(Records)
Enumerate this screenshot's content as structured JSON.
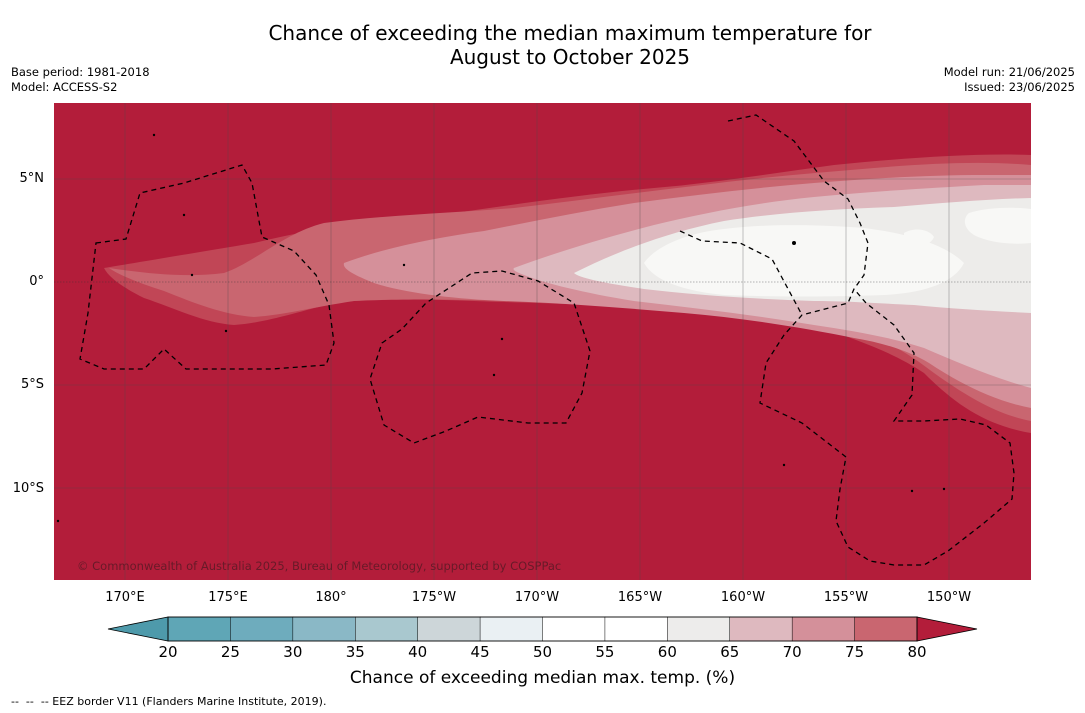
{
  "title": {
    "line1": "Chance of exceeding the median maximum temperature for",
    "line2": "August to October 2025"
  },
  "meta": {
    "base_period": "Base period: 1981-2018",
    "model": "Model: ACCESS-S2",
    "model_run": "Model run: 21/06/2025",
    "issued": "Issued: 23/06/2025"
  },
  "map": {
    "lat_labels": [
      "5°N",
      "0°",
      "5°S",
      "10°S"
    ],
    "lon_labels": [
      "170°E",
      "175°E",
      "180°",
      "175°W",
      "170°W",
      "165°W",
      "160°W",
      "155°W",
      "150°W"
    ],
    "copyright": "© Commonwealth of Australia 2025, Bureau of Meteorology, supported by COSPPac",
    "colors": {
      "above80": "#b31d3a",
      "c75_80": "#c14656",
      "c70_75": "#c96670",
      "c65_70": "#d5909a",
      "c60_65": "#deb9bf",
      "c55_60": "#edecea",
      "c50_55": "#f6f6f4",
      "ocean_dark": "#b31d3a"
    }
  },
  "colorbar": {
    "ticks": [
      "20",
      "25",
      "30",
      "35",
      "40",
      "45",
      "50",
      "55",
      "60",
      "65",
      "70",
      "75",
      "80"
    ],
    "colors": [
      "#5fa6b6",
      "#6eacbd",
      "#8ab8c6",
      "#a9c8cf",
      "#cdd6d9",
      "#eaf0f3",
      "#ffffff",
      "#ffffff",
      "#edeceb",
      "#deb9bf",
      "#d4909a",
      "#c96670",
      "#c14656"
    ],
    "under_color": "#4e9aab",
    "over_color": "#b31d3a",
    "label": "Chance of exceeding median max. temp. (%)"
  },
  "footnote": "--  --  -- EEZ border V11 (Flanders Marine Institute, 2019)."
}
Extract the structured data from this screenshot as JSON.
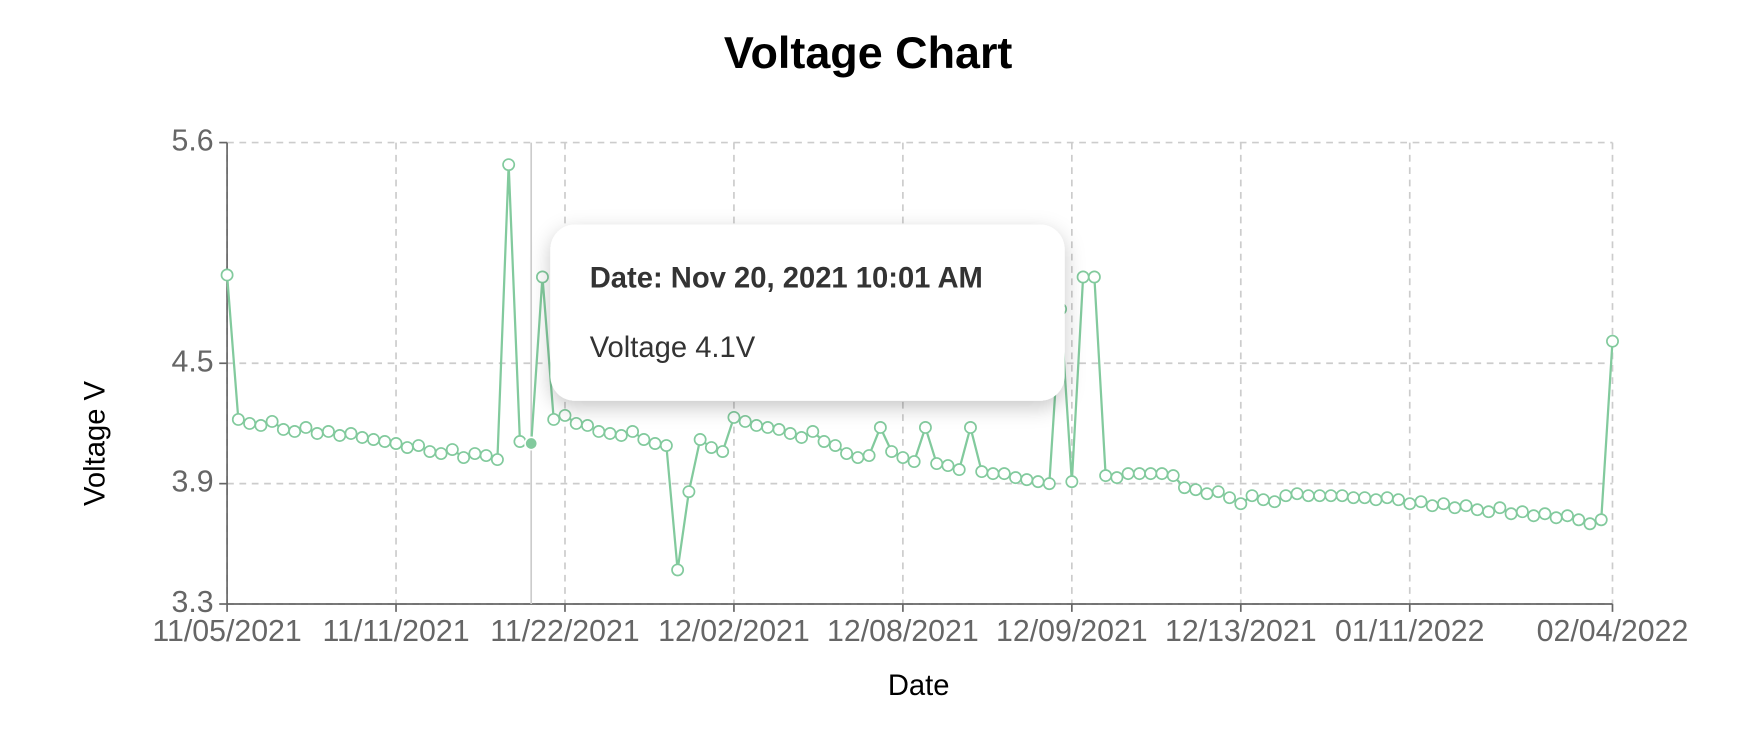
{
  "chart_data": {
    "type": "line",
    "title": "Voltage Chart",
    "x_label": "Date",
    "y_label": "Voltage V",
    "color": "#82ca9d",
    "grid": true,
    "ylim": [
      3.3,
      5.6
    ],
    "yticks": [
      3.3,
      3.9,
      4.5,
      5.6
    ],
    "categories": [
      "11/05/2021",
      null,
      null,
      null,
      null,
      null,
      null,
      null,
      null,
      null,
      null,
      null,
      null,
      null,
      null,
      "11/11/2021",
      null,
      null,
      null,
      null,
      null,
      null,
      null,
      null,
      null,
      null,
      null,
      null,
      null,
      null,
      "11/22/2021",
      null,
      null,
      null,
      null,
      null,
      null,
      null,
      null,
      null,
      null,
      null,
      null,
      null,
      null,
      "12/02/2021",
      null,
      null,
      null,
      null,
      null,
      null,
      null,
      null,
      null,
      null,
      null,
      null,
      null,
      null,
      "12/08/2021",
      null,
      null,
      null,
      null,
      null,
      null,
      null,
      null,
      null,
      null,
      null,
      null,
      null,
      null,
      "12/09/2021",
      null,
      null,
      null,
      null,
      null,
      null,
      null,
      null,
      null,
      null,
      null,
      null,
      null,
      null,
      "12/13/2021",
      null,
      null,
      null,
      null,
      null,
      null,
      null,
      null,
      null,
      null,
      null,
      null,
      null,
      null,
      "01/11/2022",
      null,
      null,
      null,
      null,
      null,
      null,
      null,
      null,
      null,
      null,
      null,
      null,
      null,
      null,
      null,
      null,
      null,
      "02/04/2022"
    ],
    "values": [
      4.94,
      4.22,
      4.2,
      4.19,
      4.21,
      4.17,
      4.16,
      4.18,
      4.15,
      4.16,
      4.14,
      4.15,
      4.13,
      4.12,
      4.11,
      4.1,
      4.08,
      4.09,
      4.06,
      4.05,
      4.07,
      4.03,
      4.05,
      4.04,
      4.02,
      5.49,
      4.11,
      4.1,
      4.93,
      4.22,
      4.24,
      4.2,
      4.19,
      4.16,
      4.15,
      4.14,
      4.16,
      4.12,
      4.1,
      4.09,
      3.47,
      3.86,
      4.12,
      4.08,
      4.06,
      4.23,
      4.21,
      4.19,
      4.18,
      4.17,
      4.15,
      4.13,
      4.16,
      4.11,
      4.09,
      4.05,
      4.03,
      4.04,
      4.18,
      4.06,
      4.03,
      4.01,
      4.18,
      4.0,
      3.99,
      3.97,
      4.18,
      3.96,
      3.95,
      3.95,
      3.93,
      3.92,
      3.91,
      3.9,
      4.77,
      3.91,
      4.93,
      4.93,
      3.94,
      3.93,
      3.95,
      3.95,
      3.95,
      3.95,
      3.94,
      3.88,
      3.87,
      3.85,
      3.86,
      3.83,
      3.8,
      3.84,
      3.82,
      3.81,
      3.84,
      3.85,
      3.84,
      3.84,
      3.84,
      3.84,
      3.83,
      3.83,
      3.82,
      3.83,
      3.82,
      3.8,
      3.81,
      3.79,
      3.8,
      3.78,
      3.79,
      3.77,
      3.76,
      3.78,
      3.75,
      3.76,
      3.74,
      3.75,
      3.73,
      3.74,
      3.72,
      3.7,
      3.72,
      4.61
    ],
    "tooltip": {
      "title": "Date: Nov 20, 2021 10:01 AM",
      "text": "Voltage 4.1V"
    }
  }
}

▶ _WHAT THE TASK ASKS_: Each line with the string "Model" in it needs to be found and copied.

▶ _ANSWER TO THE PROBLEM_:
    "model": "Model: ACCESS-S2",
    "model_run": "Model run: 21/06/2025",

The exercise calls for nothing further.